## Directions for this task
Copy out each line exactly; pictures stay out of the copy.

___ Data shown ___

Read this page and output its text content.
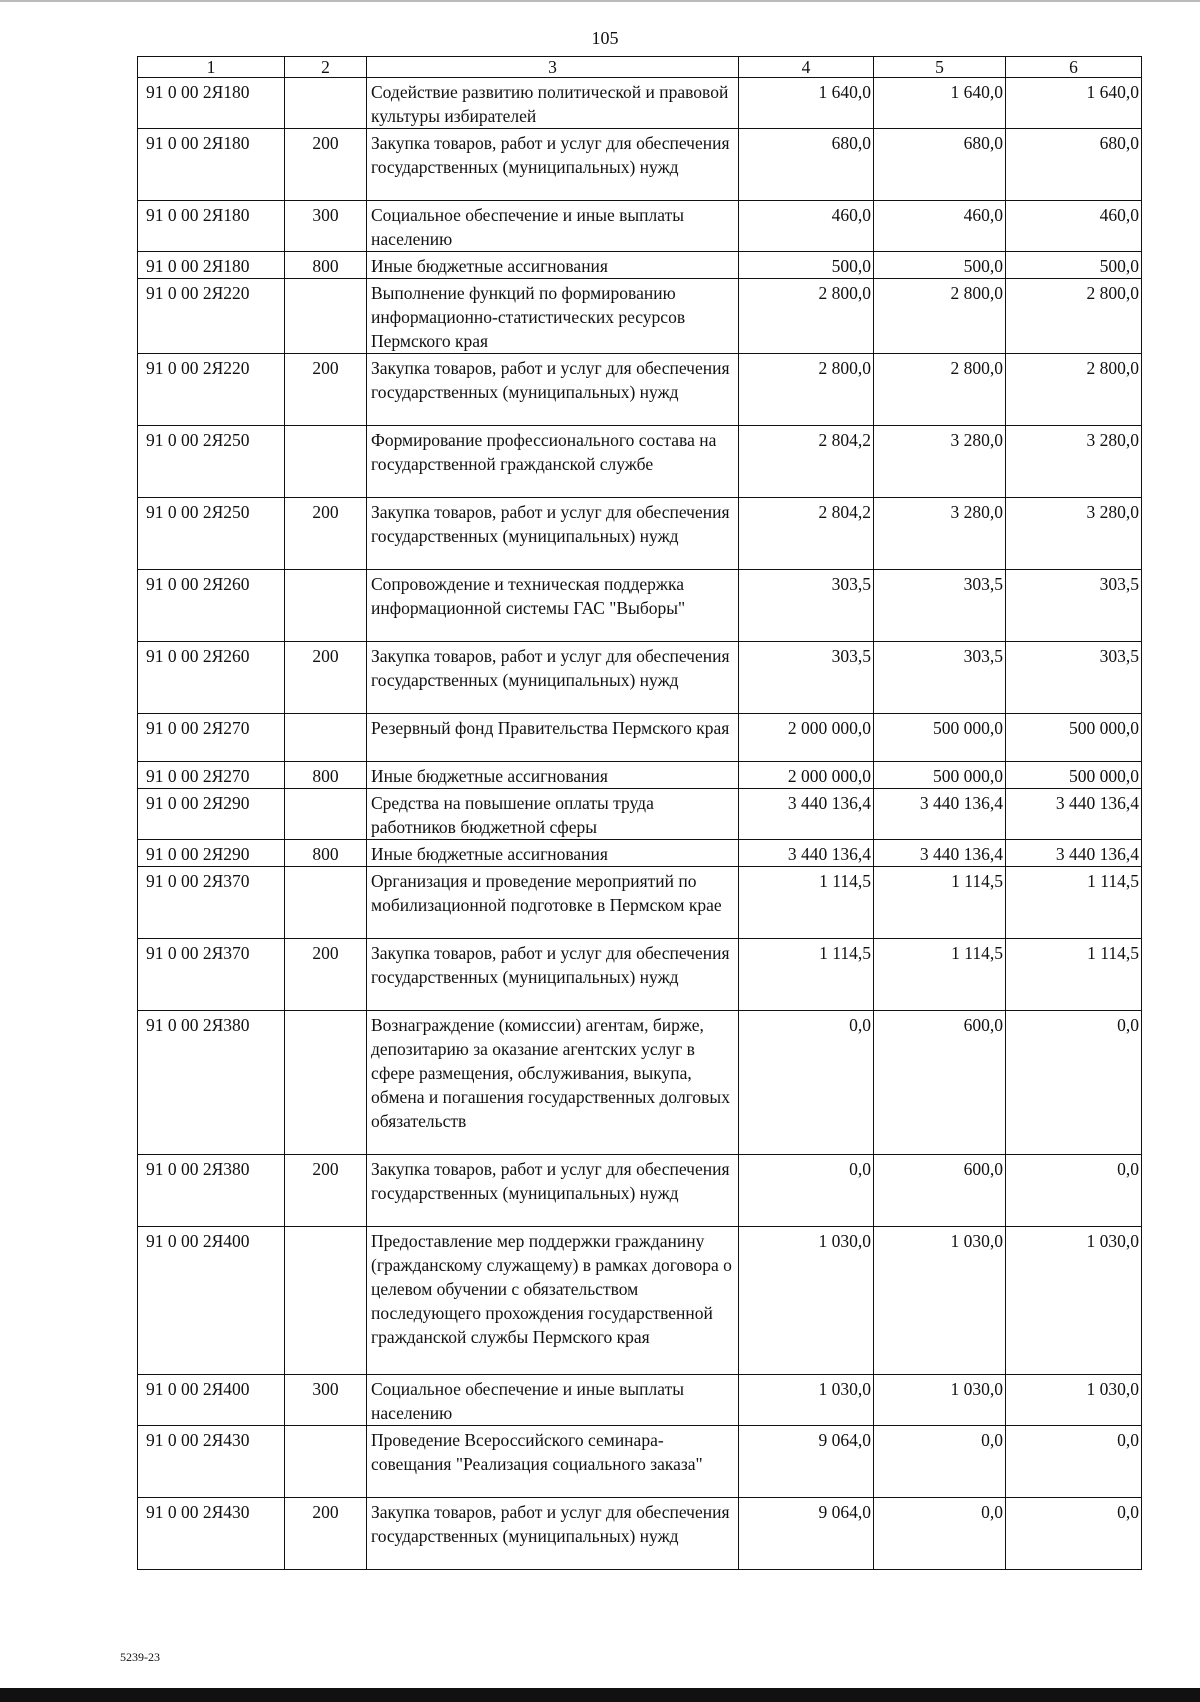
105
1	2	3	4	5	6
91 0 00 2Я180		Содействие развитию политической и правовой культуры избирателей	1 640,0	1 640,0	1 640,0
91 0 00 2Я180	200	Закупка товаров, работ и услуг для обеспечения государственных (муниципальных) нужд	680,0	680,0	680,0
91 0 00 2Я180	300	Социальное обеспечение и иные выплаты населению	460,0	460,0	460,0
91 0 00 2Я180	800	Иные бюджетные ассигнования	500,0	500,0	500,0
91 0 00 2Я220		Выполнение функций по формированию информационно-статистических ресурсов Пермского края	2 800,0	2 800,0	2 800,0
91 0 00 2Я220	200	Закупка товаров, работ и услуг для обеспечения государственных (муниципальных) нужд	2 800,0	2 800,0	2 800,0
91 0 00 2Я250		Формирование профессионального состава на государственной гражданской службе	2 804,2	3 280,0	3 280,0
91 0 00 2Я250	200	Закупка товаров, работ и услуг для обеспечения государственных (муниципальных) нужд	2 804,2	3 280,0	3 280,0
91 0 00 2Я260		Сопровождение и техническая поддержка информационной системы ГАС "Выборы"	303,5	303,5	303,5
91 0 00 2Я260	200	Закупка товаров, работ и услуг для обеспечения государственных (муниципальных) нужд	303,5	303,5	303,5
91 0 00 2Я270		Резервный фонд Правительства Пермского края	2 000 000,0	500 000,0	500 000,0
91 0 00 2Я270	800	Иные бюджетные ассигнования	2 000 000,0	500 000,0	500 000,0
91 0 00 2Я290		Средства на повышение оплаты труда работников бюджетной сферы	3 440 136,4	3 440 136,4	3 440 136,4
91 0 00 2Я290	800	Иные бюджетные ассигнования	3 440 136,4	3 440 136,4	3 440 136,4
91 0 00 2Я370		Организация и проведение мероприятий по мобилизационной подготовке в Пермском крае	1 114,5	1 114,5	1 114,5
91 0 00 2Я370	200	Закупка товаров, работ и услуг для обеспечения государственных (муниципальных) нужд	1 114,5	1 114,5	1 114,5
91 0 00 2Я380		Вознаграждение (комиссии) агентам, бирже, депозитарию за оказание агентских услуг в сфере размещения, обслуживания, выкупа, обмена и погашения государственных долговых обязательств	0,0	600,0	0,0
91 0 00 2Я380	200	Закупка товаров, работ и услуг для обеспечения государственных (муниципальных) нужд	0,0	600,0	0,0
91 0 00 2Я400		Предоставление мер поддержки гражданину (гражданскому служащему) в рамках договора о целевом обучении с обязательством последующего прохождения государственной гражданской службы Пермского края	1 030,0	1 030,0	1 030,0
91 0 00 2Я400	300	Социальное обеспечение и иные выплаты населению	1 030,0	1 030,0	1 030,0
91 0 00 2Я430		Проведение Всероссийского семинара-совещания "Реализация социального заказа"	9 064,0	0,0	0,0
91 0 00 2Я430	200	Закупка товаров, работ и услуг для обеспечения государственных (муниципальных) нужд	9 064,0	0,0	0,0
5239-23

___

## Exercise answer
Read this page and output its text content.
105
1	2	3	4	5	6
91 0 00 2Я180		Содействие развитию политической и правовой культуры избирателей	1 640,0	1 640,0	1 640,0
91 0 00 2Я180	200	Закупка товаров, работ и услуг для обеспечения государственных (муниципальных) нужд	680,0	680,0	680,0
91 0 00 2Я180	300	Социальное обеспечение и иные выплаты населению	460,0	460,0	460,0
91 0 00 2Я180	800	Иные бюджетные ассигнования	500,0	500,0	500,0
91 0 00 2Я220		Выполнение функций по формированию информационно-статистических ресурсов Пермского края	2 800,0	2 800,0	2 800,0
91 0 00 2Я220	200	Закупка товаров, работ и услуг для обеспечения государственных (муниципальных) нужд	2 800,0	2 800,0	2 800,0
91 0 00 2Я250		Формирование профессионального состава на государственной гражданской службе	2 804,2	3 280,0	3 280,0
91 0 00 2Я250	200	Закупка товаров, работ и услуг для обеспечения государственных (муниципальных) нужд	2 804,2	3 280,0	3 280,0
91 0 00 2Я260		Сопровождение и техническая поддержка информационной системы ГАС "Выборы"	303,5	303,5	303,5
91 0 00 2Я260	200	Закупка товаров, работ и услуг для обеспечения государственных (муниципальных) нужд	303,5	303,5	303,5
91 0 00 2Я270		Резервный фонд Правительства Пермского края	2 000 000,0	500 000,0	500 000,0
91 0 00 2Я270	800	Иные бюджетные ассигнования	2 000 000,0	500 000,0	500 000,0
91 0 00 2Я290		Средства на повышение оплаты труда работников бюджетной сферы	3 440 136,4	3 440 136,4	3 440 136,4
91 0 00 2Я290	800	Иные бюджетные ассигнования	3 440 136,4	3 440 136,4	3 440 136,4
91 0 00 2Я370		Организация и проведение мероприятий по мобилизационной подготовке в Пермском крае	1 114,5	1 114,5	1 114,5
91 0 00 2Я370	200	Закупка товаров, работ и услуг для обеспечения государственных (муниципальных) нужд	1 114,5	1 114,5	1 114,5
91 0 00 2Я380		Вознаграждение (комиссии) агентам, бирже, депозитарию за оказание агентских услуг в сфере размещения, обслуживания, выкупа, обмена и погашения государственных долговых обязательств	0,0	600,0	0,0
91 0 00 2Я380	200	Закупка товаров, работ и услуг для обеспечения государственных (муниципальных) нужд	0,0	600,0	0,0
91 0 00 2Я400		Предоставление мер поддержки гражданину (гражданскому служащему) в рамках договора о целевом обучении с обязательством последующего прохождения государственной гражданской службы Пермского края	1 030,0	1 030,0	1 030,0
91 0 00 2Я400	300	Социальное обеспечение и иные выплаты населению	1 030,0	1 030,0	1 030,0
91 0 00 2Я430		Проведение Всероссийского семинара-совещания "Реализация социального заказа"	9 064,0	0,0	0,0
91 0 00 2Я430	200	Закупка товаров, работ и услуг для обеспечения государственных (муниципальных) нужд	9 064,0	0,0	0,0
5239-23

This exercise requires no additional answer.